#### Task to complete:
Reply only with how many lines contain the word "Δhfq".

(Records)

— Start —

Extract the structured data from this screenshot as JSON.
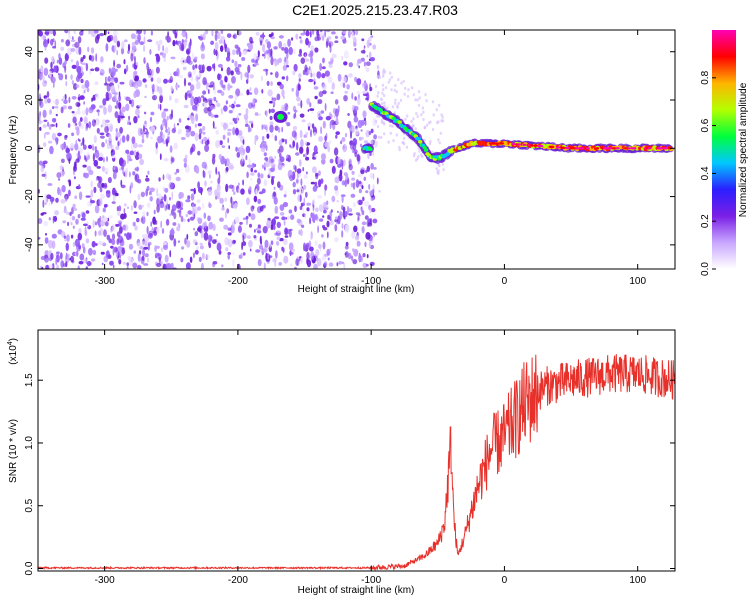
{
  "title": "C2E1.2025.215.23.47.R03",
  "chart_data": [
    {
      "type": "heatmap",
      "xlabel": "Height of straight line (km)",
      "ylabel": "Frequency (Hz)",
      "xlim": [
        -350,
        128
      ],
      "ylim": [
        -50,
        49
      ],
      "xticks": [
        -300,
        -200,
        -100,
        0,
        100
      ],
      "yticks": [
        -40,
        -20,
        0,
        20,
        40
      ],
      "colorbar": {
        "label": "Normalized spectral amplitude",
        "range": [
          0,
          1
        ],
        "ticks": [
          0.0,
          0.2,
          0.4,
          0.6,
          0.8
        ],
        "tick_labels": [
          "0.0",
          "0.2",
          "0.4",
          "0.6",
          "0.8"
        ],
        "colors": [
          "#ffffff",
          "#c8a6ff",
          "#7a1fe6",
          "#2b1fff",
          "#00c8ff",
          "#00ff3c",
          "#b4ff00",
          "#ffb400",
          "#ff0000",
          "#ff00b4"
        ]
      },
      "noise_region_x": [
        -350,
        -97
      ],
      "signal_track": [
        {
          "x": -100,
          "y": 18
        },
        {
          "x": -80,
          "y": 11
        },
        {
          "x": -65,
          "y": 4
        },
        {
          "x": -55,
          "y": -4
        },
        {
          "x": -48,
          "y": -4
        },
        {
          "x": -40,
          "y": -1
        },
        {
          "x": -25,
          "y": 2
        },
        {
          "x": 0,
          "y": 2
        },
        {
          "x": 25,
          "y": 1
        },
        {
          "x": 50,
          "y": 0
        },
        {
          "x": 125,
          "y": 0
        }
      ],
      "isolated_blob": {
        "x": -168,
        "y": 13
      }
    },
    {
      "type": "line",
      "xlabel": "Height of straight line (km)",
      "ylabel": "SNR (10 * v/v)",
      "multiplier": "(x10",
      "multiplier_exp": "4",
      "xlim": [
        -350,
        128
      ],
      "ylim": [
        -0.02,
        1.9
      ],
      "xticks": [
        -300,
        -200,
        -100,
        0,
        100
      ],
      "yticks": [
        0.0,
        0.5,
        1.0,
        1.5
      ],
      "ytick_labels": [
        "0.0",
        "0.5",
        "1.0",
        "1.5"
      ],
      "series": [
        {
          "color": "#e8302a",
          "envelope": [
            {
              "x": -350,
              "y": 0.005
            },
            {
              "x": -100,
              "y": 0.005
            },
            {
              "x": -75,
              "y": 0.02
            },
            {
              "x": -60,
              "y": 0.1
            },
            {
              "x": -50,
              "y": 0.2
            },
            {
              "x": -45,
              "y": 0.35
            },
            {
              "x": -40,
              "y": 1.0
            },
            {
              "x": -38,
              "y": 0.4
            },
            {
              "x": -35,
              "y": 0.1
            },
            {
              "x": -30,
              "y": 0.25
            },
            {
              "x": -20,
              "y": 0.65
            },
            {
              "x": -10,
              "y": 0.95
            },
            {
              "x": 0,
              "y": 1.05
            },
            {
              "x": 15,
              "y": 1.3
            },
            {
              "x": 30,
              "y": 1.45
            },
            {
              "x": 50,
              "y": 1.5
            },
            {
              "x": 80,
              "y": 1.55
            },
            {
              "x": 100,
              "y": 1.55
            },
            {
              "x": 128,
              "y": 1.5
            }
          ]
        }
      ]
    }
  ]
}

— End —
— Start —

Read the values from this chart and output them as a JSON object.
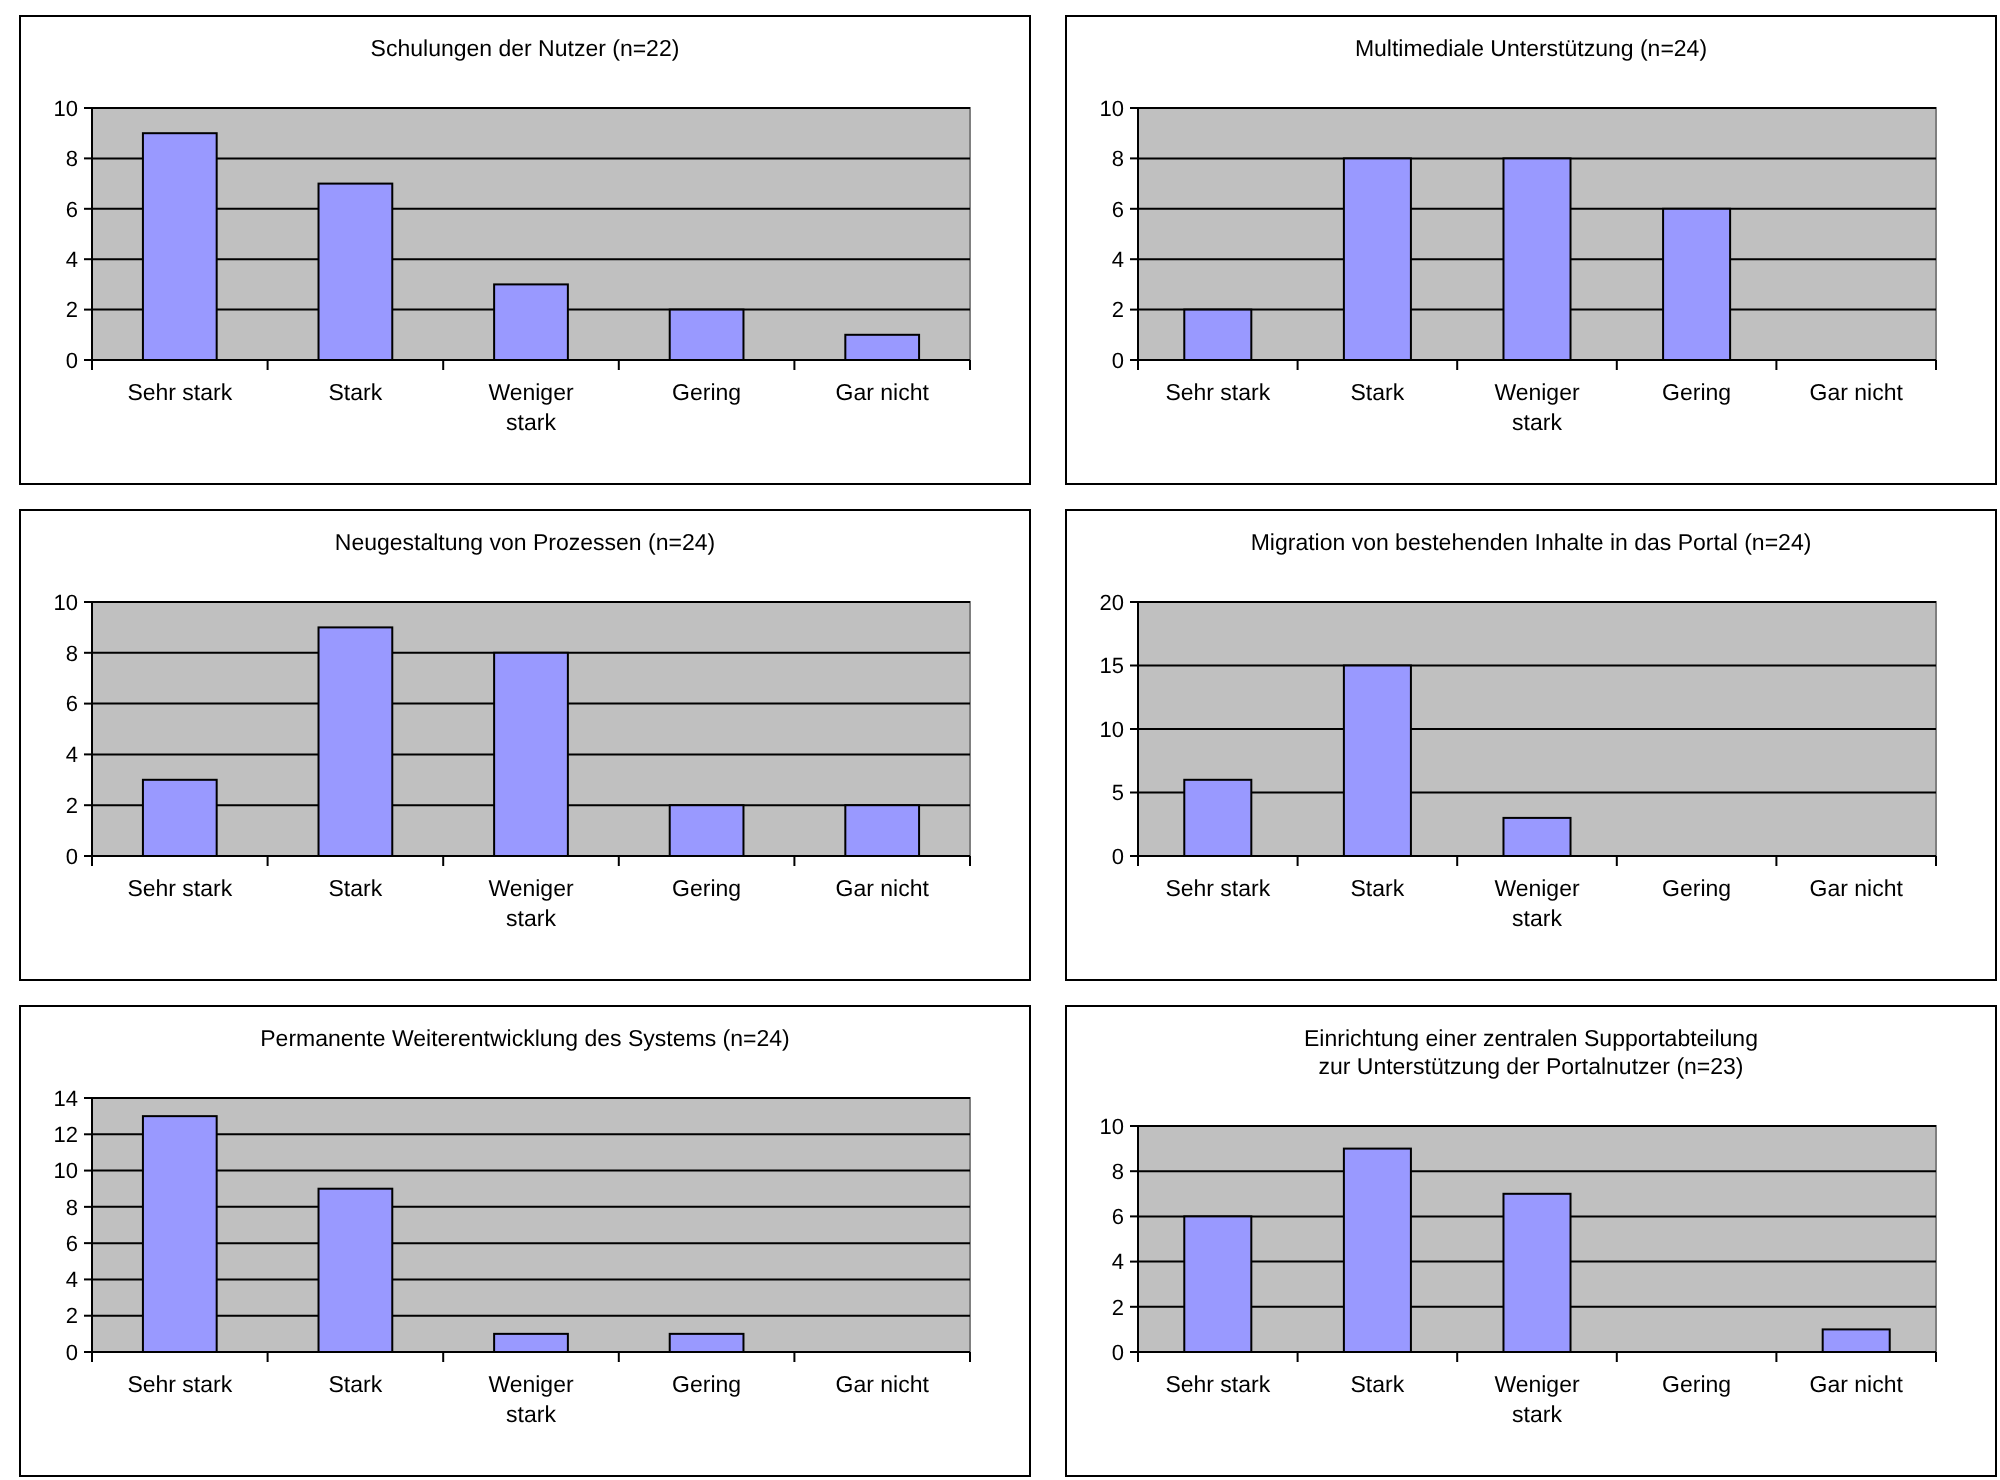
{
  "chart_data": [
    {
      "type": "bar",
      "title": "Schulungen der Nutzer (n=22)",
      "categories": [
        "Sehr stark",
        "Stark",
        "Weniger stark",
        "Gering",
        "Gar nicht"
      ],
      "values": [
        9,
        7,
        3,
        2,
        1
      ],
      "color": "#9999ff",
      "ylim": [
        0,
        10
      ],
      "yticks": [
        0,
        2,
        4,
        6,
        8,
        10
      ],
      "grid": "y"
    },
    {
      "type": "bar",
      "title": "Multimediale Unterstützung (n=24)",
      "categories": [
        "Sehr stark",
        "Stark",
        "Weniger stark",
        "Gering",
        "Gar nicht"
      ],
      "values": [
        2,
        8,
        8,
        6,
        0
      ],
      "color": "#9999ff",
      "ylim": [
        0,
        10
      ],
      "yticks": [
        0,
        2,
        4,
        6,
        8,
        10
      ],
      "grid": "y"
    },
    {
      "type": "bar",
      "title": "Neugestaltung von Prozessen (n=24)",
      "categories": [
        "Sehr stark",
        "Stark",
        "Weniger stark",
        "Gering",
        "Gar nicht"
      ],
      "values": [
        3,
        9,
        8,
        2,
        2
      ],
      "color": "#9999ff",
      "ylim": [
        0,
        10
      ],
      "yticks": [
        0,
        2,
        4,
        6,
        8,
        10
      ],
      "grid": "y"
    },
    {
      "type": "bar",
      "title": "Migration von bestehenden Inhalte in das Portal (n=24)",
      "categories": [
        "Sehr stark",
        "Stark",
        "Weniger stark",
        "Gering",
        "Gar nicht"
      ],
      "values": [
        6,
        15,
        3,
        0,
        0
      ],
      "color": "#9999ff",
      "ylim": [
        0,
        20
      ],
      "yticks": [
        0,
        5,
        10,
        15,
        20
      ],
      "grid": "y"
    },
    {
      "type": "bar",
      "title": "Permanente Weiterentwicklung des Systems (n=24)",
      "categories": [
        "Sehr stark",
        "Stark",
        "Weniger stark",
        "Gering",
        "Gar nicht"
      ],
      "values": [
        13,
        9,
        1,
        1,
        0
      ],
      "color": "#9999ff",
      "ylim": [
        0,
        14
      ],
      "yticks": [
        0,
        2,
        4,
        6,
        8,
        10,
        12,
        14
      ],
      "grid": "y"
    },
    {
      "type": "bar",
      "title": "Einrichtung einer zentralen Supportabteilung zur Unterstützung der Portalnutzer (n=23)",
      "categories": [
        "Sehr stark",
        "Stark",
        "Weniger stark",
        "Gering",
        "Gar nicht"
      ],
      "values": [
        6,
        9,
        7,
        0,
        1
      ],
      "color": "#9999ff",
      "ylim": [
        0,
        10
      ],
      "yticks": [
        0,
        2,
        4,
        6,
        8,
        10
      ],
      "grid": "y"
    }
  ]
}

— End —
— Start —

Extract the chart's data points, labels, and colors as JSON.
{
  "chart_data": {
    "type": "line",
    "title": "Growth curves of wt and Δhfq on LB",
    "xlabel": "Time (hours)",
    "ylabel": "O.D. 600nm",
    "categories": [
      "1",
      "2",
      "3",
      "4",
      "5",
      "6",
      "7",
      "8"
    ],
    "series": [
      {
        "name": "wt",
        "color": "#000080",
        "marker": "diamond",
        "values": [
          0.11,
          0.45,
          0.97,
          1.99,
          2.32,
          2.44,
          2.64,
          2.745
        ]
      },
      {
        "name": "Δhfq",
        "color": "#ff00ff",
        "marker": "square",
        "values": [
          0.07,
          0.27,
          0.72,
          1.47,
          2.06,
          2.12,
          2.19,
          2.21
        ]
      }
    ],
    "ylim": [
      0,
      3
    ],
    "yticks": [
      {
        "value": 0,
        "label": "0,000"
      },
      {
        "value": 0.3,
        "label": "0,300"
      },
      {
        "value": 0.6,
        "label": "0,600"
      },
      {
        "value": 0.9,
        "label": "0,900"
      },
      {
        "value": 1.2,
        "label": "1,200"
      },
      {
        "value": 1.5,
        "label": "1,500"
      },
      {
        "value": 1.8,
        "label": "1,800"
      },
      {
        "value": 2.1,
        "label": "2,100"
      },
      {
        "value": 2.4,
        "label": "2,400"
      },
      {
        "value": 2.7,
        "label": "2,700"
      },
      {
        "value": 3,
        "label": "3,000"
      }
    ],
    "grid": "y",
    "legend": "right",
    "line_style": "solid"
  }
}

— End —

#### Completed task:
2